— begin —

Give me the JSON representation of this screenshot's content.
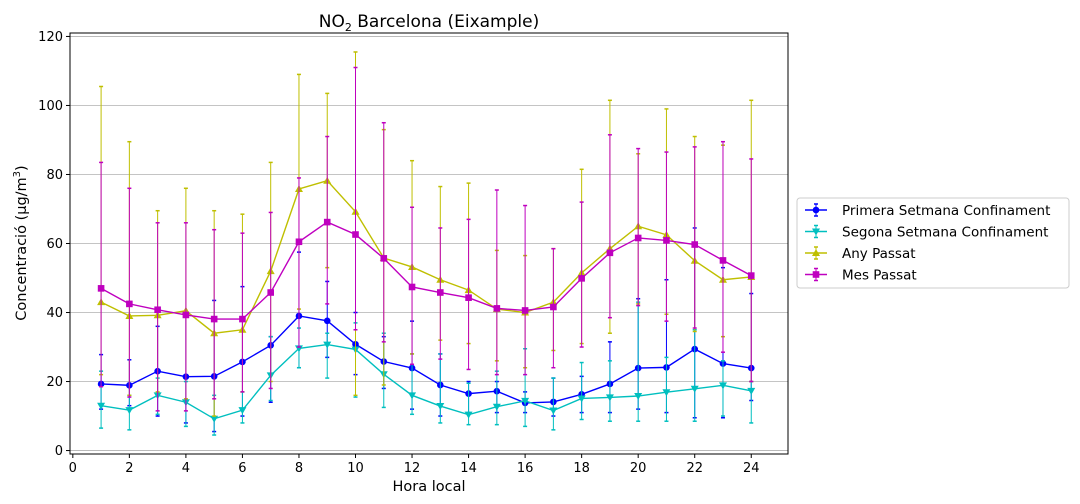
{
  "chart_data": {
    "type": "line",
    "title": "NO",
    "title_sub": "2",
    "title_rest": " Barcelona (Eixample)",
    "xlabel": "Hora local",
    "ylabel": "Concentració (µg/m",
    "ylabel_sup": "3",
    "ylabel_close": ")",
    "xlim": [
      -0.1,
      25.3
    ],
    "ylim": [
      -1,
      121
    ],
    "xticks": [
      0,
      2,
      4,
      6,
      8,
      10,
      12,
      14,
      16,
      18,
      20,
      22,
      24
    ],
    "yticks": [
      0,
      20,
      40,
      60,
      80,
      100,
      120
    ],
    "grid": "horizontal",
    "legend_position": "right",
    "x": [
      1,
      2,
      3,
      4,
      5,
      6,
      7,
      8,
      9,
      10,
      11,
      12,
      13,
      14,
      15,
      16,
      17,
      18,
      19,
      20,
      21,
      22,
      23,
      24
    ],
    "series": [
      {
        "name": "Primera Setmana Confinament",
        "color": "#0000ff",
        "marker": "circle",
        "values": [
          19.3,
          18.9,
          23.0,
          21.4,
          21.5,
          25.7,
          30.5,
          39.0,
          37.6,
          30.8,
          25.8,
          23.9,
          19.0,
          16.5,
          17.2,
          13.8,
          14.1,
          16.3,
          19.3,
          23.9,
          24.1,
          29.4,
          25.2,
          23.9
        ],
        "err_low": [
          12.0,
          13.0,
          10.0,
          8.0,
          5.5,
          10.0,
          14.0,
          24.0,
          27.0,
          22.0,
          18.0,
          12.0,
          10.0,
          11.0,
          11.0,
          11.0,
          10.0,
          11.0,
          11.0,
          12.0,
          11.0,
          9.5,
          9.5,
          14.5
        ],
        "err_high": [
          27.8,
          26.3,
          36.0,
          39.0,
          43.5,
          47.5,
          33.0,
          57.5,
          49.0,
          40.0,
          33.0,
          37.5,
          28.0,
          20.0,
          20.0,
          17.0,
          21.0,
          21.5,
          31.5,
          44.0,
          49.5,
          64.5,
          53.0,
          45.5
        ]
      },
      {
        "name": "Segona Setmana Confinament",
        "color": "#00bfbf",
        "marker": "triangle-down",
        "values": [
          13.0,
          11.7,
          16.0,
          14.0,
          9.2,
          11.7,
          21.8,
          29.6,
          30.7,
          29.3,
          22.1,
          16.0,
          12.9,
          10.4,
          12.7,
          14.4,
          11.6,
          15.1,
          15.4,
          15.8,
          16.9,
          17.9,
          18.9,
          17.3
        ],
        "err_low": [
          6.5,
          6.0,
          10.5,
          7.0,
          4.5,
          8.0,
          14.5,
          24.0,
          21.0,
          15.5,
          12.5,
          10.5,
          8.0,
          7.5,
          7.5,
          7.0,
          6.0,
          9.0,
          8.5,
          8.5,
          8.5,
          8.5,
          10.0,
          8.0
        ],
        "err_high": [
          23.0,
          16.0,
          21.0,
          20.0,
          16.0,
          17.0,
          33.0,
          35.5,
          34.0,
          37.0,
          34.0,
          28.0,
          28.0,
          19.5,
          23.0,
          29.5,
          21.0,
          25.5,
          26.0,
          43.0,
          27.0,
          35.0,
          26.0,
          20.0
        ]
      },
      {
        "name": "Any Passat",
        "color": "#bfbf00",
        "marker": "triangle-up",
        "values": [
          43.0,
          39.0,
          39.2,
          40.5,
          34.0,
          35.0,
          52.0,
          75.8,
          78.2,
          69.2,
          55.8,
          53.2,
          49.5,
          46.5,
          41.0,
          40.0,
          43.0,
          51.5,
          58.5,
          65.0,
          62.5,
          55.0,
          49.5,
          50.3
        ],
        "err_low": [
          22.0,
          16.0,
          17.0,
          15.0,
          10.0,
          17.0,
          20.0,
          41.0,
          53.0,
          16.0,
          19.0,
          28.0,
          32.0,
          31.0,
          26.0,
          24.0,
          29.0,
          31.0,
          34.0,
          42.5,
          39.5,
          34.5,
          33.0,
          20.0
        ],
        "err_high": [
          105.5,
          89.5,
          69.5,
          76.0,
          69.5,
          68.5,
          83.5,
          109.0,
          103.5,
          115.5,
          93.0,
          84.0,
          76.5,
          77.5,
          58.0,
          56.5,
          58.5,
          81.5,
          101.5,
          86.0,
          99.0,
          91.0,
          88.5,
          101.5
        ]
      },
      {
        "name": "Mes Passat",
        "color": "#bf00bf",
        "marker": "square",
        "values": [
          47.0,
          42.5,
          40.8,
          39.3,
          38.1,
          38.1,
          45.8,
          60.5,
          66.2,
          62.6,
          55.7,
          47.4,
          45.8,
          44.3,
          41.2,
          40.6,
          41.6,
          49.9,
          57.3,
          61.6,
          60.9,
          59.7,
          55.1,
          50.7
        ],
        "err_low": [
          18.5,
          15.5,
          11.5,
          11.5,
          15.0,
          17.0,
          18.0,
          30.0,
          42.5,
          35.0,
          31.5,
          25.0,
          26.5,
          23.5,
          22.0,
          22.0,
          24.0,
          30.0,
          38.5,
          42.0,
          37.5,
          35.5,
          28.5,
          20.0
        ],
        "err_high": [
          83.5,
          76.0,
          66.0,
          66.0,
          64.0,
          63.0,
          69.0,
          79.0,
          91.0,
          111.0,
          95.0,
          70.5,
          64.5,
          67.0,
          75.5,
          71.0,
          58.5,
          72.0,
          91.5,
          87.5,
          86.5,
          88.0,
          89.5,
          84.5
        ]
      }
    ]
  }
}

— end —

> GIVEN PROBLEM
Check every line for "triangle" and show the ones that have it.

> RESULT BELOW
        "marker": "triangle-down",
        "marker": "triangle-up",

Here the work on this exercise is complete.